**TASK DESCRIPTION:** Report how many lines hold the word "Upload"; give nothing but the number.

**RECORD LIST:**
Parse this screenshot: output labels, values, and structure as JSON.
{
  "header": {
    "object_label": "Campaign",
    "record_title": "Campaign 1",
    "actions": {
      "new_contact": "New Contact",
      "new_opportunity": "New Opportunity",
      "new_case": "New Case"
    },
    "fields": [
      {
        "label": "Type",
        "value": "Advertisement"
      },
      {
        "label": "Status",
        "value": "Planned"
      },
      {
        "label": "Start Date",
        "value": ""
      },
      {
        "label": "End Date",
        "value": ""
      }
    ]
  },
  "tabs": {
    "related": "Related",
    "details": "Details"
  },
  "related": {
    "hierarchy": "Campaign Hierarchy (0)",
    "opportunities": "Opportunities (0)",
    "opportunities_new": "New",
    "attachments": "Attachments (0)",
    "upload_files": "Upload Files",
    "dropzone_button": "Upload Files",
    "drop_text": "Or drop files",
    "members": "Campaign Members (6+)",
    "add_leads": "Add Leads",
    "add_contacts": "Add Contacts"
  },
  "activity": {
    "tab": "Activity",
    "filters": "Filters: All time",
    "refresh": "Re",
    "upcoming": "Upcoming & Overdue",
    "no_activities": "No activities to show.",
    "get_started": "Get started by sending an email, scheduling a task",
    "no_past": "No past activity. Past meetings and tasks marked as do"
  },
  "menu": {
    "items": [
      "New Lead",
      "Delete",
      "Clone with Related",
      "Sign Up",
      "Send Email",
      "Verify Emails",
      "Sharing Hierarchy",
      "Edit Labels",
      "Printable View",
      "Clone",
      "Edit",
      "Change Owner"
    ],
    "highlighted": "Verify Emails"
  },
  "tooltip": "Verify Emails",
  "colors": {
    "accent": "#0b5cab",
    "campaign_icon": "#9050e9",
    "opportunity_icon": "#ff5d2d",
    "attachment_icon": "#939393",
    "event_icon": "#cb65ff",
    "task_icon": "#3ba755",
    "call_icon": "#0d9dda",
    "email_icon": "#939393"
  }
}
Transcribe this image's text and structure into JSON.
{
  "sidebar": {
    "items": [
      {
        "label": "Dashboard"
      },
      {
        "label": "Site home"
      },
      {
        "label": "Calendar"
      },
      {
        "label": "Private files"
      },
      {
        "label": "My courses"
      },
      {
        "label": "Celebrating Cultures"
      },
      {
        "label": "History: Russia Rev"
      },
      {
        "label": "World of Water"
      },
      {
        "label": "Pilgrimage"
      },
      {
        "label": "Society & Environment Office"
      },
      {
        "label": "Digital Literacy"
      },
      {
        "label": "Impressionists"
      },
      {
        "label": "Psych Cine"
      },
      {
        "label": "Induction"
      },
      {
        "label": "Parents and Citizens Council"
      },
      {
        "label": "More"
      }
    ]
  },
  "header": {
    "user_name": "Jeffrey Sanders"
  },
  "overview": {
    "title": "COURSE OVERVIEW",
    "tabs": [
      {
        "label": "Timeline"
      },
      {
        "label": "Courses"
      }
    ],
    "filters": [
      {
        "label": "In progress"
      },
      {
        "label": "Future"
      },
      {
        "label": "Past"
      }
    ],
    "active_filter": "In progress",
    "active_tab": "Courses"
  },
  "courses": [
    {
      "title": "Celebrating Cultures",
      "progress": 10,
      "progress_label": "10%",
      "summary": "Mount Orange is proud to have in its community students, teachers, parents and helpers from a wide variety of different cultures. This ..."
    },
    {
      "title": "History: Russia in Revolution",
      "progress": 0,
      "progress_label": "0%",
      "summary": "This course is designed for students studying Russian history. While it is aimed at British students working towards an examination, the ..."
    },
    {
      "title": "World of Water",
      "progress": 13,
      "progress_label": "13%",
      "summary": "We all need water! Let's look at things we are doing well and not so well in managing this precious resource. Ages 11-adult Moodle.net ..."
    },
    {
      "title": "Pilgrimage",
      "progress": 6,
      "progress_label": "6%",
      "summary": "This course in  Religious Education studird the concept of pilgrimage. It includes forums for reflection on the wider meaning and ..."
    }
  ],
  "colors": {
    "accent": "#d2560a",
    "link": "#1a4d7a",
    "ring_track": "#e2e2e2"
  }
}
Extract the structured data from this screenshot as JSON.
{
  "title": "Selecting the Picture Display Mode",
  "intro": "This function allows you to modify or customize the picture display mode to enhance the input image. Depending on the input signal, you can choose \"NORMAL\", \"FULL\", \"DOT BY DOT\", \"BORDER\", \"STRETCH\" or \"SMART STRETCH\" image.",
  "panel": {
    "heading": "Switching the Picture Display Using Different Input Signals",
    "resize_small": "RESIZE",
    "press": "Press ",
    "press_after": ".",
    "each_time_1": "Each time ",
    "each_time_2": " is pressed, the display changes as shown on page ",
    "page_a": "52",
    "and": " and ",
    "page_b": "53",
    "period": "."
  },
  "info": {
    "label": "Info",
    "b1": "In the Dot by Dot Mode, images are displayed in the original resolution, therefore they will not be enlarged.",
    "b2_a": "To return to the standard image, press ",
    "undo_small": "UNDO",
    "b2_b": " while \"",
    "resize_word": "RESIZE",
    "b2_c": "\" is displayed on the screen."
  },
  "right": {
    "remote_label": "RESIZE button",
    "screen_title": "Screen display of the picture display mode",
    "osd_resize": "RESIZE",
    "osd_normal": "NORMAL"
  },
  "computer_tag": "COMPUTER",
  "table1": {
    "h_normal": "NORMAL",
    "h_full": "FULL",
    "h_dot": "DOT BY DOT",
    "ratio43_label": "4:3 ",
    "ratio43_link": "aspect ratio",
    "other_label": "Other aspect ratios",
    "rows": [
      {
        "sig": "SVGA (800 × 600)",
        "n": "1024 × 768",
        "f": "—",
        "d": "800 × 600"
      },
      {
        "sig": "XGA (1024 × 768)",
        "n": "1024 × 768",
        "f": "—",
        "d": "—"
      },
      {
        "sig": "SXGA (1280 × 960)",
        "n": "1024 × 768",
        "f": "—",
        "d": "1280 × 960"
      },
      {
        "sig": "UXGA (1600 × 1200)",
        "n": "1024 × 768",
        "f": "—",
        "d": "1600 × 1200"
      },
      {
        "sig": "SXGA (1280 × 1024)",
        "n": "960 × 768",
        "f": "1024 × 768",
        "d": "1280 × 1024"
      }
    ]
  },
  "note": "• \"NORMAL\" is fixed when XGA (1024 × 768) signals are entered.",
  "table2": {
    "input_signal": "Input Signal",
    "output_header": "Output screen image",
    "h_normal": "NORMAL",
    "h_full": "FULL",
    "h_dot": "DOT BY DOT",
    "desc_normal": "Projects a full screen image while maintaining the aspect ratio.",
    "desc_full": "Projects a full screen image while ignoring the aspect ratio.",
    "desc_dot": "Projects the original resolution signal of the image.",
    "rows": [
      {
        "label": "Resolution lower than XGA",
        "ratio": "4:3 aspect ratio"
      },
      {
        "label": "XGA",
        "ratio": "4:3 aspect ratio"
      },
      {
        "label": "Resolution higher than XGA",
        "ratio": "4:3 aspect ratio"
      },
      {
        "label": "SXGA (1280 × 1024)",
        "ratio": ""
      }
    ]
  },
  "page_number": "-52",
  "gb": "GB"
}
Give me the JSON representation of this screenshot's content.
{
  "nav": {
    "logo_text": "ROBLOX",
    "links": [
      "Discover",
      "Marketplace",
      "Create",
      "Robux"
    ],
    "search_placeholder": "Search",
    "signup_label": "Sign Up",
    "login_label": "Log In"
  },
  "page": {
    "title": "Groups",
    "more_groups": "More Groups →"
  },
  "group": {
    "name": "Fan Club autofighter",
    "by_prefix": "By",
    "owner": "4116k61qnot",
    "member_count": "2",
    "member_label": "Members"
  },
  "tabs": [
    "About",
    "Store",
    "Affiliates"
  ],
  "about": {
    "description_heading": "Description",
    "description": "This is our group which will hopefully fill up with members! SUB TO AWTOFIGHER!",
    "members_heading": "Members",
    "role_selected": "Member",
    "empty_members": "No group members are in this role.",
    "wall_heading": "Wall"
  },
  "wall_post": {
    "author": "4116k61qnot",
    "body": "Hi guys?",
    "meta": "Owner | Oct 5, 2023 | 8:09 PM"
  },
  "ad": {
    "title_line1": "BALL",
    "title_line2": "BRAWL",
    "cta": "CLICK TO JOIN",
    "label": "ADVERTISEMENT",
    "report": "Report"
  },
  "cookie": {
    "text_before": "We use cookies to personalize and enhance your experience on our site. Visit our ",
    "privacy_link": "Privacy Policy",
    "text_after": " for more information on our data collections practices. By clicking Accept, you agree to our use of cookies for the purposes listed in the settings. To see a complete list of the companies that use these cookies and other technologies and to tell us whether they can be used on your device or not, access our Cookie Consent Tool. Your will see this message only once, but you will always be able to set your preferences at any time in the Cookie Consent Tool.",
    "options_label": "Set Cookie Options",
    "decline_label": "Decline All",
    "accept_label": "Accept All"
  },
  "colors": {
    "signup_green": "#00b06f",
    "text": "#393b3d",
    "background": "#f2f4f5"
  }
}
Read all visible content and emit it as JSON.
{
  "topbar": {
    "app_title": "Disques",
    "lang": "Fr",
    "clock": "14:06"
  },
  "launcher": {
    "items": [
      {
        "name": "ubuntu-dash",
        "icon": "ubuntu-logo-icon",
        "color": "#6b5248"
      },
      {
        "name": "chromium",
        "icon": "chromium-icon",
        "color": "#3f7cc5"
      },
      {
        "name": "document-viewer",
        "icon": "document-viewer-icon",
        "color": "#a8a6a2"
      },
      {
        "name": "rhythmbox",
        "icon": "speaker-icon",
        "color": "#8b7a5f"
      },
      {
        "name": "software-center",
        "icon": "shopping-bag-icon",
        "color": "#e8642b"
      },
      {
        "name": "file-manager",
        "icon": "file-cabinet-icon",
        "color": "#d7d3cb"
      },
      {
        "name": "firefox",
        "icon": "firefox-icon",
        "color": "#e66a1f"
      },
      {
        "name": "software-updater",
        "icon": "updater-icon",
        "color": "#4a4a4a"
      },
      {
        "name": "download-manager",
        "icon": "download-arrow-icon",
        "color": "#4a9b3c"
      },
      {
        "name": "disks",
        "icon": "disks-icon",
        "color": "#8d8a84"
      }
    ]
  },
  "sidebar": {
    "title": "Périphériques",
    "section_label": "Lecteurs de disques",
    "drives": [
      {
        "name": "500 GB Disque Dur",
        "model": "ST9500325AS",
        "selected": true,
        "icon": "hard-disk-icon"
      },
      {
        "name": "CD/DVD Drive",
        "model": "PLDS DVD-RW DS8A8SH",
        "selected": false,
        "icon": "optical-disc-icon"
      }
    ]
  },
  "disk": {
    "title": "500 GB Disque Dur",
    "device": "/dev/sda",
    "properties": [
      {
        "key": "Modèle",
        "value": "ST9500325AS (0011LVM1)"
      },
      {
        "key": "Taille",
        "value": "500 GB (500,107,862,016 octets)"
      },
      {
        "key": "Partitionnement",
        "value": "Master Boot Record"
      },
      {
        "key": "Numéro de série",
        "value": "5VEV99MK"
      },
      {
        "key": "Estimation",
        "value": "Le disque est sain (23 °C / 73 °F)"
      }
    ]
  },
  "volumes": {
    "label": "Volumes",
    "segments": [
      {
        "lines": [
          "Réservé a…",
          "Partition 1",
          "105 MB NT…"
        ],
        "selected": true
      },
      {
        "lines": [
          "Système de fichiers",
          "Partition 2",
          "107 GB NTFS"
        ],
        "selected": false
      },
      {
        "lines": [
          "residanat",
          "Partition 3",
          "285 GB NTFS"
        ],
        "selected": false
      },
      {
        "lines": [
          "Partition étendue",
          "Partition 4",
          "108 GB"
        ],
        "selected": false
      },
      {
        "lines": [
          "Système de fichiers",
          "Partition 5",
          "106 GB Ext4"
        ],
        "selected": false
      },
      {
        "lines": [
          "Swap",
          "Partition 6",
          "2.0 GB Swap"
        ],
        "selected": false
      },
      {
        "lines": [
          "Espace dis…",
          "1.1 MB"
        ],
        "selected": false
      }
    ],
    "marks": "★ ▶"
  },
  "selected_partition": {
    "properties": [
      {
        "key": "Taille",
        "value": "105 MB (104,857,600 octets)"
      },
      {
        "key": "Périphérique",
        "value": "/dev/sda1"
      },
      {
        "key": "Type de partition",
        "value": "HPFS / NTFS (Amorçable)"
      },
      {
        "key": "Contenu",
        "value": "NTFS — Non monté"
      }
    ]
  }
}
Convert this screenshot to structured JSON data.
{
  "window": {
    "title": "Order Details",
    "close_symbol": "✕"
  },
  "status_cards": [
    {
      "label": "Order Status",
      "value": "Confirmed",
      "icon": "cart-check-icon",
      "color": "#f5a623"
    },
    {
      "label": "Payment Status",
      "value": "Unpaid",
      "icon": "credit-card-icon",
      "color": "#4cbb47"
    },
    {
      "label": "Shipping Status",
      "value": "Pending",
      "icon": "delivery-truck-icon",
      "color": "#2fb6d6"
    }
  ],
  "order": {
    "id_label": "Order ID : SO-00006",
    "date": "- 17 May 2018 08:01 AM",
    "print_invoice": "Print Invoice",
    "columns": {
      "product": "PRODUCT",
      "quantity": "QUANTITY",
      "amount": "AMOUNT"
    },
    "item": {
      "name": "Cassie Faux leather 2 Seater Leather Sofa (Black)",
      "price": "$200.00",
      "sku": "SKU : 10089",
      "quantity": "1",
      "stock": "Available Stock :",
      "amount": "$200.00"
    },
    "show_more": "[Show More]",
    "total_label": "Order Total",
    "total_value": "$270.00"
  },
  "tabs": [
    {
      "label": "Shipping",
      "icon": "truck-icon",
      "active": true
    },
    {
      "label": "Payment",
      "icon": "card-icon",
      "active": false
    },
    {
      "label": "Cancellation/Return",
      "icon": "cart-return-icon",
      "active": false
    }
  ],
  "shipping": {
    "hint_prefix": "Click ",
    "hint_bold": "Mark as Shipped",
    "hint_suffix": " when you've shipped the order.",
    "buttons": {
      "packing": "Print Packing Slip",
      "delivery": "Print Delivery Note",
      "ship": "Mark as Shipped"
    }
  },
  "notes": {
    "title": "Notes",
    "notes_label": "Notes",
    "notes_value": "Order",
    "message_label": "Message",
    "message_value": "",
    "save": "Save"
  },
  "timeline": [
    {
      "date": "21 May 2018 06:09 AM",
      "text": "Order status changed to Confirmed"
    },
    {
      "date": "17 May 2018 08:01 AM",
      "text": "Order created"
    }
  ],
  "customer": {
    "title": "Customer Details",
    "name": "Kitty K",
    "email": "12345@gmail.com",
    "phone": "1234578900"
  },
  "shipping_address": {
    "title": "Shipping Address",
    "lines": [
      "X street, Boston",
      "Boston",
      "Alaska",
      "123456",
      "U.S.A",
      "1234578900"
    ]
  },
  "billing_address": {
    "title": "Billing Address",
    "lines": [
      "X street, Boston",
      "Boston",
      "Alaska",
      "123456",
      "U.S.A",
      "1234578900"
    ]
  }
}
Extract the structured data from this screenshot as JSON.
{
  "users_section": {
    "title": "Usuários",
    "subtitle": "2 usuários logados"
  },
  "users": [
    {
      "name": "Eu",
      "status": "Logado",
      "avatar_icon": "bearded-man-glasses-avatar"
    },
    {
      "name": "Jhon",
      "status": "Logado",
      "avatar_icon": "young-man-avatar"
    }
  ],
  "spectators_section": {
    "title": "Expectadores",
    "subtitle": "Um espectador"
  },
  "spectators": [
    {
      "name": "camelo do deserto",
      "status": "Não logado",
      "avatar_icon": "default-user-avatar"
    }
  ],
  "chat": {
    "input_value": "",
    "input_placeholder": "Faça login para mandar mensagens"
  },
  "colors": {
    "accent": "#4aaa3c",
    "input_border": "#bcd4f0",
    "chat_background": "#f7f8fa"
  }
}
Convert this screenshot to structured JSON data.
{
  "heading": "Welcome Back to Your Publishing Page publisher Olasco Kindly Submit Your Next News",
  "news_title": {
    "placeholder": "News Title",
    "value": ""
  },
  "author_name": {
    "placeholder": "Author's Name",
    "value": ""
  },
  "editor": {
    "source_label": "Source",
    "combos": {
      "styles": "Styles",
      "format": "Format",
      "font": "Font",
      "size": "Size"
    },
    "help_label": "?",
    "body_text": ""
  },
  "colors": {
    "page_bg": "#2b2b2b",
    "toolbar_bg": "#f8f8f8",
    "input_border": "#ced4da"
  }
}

**RESULT OF THIS TASK:** 2